#### [EXCERPTED TEXT]
Unpacking TikTok’s Data Access Illusion

Daniela Alvarado Rincón, Ognjan Denkovski, Salvatore Romano, Martin Degeling / Jun 12, 2025

Access to platform data is one of the most crucial pillars of the European Digital Services Act (DSA). Under Article 40 (12) of the DSA, researchers, including those affiliated with civil society organizations (CSOs), can gain meaningful access to publicly available and real-time platform data without undue delay. This measure is fundamental for detecting, identifying, and understanding systemic risks in the context of the DSA.

So far, most of the debate around Article 40 (12) has focused on the front-end barriers to access: including concerns of a burdensome application process for data access, lengthy delays, problematic terms of service clauses (such as requirements for mandatory pre-publication reviews or obligations to refresh or delete data, and conditions that could expose researchers to legal liability), as well as arbitrary rejections. Far less attention, however, has been paid to what actually happens once access to data is granted. Is the data useful? Is the infrastructure functional? Or is it simply a box-ticking exercise?

Since January 2025, Democracy Reporting International (DRI) Europe has been granted access to TikTok’s Virtual Compute Environment (VCE), the data access mechanism the platform offers to civil society organizations in lieu of API access, which otherwise is limited to academics only. This analysis builds on our collective findings, drawing from DRI’s exploration of how the VCE could be used to monitor the online landscape ahead of Germany’s federal elections in February 2025, and from AI Forensics’ collaboration with academic researchers to simultaneously evaluate TikTok’s Research API.

What we encountered were two dysfunctional and restrictive tools that fall short of fulfilling the spirit—let alone the letter—of the DSA. Both the VCE and the Research API suffer from significant conceptual and practical shortcomings, making them difficult to use meaningfully for research on TikTok.

Entries for labeled regions
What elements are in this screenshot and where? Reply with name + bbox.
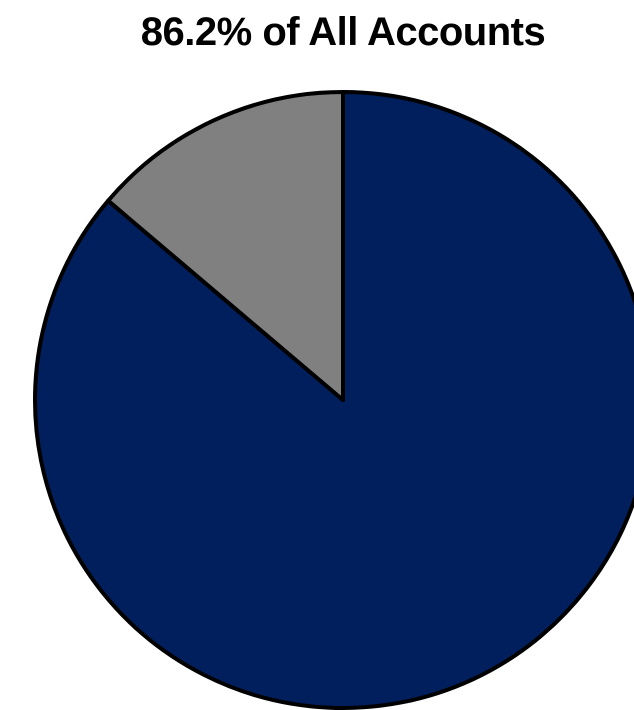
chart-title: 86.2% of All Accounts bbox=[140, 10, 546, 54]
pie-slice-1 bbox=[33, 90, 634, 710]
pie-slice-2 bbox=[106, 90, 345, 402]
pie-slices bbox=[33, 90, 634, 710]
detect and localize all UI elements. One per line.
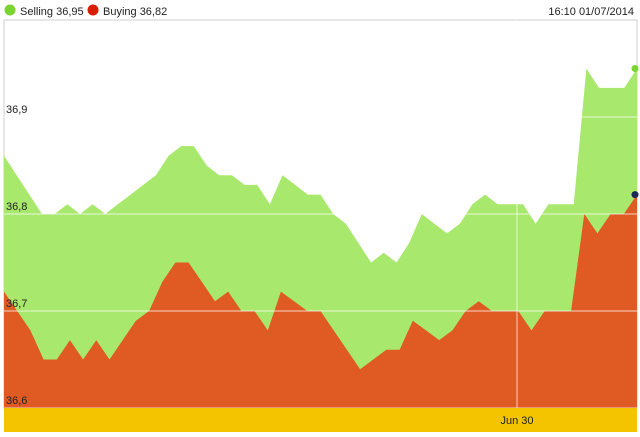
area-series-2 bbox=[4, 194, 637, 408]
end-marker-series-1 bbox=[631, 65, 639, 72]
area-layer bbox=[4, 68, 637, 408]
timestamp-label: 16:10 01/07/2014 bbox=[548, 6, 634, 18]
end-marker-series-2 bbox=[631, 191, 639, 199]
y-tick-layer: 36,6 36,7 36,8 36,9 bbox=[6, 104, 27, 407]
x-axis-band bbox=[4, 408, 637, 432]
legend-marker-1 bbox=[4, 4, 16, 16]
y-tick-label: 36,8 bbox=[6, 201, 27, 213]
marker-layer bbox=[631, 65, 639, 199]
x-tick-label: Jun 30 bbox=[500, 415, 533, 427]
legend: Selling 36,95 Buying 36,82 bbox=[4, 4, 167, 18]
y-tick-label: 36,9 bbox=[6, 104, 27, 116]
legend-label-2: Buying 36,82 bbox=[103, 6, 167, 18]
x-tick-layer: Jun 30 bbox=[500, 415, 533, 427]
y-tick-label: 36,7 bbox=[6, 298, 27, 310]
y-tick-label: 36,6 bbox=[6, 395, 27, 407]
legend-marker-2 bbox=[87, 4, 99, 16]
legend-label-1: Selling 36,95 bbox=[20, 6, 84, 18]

#### [TASK BRIEF]
In the excerpt on TikTok's data access, please rewrite the stretch from "Daniela Alvarado Rincón, Ognjan" through "context of the DSA.", changing "Digital Services Act" to "Digital Services Regulation". None of this data is needed for what is asked here.

#### [SOLUTION TO THIS EXERCISE]
Daniela Alvarado Rincón, Ognjan Denkovski, Salvatore Romano, Martin Degeling / Jun 12, 2025

Access to platform data is one of the most crucial pillars of the European Digital Services Regulation (DSA). Under Article 40 (12) of the DSA, researchers, including those affiliated with civil society organizations (CSOs), can gain meaningful access to publicly available and real-time platform data without undue delay. This measure is fundamental for detecting, identifying, and understanding systemic risks in the context of the DSA.